--- start of RECORDS SHOWN ---

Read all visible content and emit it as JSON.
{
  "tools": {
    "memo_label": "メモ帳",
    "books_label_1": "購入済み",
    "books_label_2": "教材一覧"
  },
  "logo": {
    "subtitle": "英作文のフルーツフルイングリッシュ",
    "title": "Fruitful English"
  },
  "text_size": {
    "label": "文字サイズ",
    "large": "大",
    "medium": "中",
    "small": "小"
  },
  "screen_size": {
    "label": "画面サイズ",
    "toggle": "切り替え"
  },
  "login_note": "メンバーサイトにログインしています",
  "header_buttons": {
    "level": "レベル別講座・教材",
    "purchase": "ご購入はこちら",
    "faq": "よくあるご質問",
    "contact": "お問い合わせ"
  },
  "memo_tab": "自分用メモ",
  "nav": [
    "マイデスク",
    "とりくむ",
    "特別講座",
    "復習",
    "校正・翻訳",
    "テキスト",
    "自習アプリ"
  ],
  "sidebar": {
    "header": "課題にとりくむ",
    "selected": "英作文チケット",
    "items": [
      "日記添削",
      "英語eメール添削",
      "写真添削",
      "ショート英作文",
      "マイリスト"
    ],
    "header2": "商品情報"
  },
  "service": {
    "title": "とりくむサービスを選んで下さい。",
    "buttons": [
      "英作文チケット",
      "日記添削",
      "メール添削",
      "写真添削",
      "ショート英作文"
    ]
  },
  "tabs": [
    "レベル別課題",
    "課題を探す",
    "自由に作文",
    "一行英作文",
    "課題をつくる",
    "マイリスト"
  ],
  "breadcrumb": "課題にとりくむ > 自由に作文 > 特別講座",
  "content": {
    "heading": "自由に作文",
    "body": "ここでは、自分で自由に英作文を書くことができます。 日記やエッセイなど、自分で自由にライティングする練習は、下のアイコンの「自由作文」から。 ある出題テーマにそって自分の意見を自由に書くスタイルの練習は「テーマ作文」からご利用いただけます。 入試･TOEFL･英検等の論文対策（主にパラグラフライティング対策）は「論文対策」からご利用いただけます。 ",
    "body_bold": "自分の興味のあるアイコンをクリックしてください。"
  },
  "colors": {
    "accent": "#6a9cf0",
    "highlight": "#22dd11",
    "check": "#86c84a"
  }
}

--- end of RECORDS SHOWN ---
--- start of RECORDS SHOWN ---

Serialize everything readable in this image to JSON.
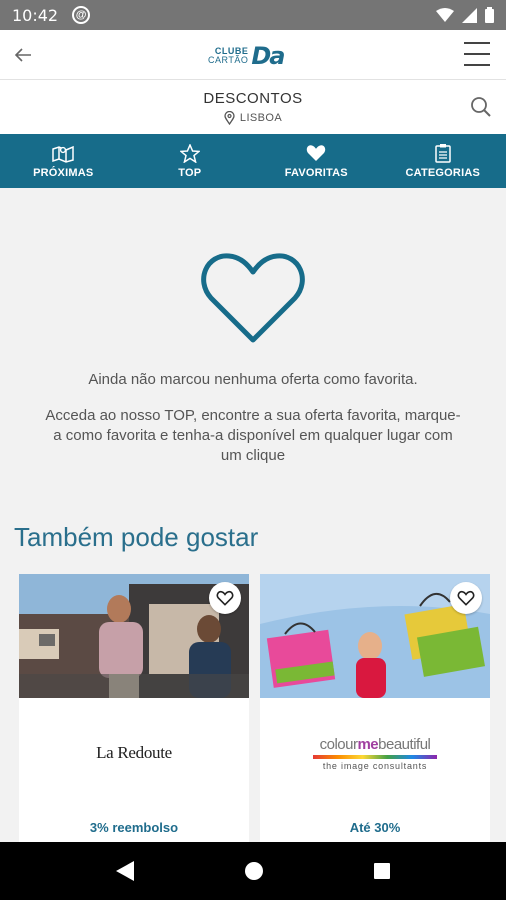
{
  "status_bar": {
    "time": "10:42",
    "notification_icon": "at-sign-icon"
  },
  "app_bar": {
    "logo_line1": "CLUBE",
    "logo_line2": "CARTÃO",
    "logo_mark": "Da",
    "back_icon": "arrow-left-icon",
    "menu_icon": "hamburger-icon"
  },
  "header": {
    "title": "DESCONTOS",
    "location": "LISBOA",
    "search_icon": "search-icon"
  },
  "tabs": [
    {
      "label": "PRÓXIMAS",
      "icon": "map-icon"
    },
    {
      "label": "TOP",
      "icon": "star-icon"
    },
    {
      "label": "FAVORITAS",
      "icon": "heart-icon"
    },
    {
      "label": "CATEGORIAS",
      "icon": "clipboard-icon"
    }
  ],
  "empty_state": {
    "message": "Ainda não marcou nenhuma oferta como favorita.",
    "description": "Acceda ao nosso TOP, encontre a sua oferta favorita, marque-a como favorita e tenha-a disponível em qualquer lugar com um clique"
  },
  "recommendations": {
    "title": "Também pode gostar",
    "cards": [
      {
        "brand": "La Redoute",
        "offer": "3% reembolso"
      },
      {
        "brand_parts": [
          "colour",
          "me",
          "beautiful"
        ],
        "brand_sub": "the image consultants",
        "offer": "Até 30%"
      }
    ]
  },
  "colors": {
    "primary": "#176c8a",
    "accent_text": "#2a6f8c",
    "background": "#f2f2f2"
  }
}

--- end of RECORDS SHOWN ---

→ **WHAT YOU SHOULD DO**: Which lines contain "content"? Copy each of them.

→ **RESULT FOR THIS TASK**:
Read all visible content and emit it as JSON.
  "content": {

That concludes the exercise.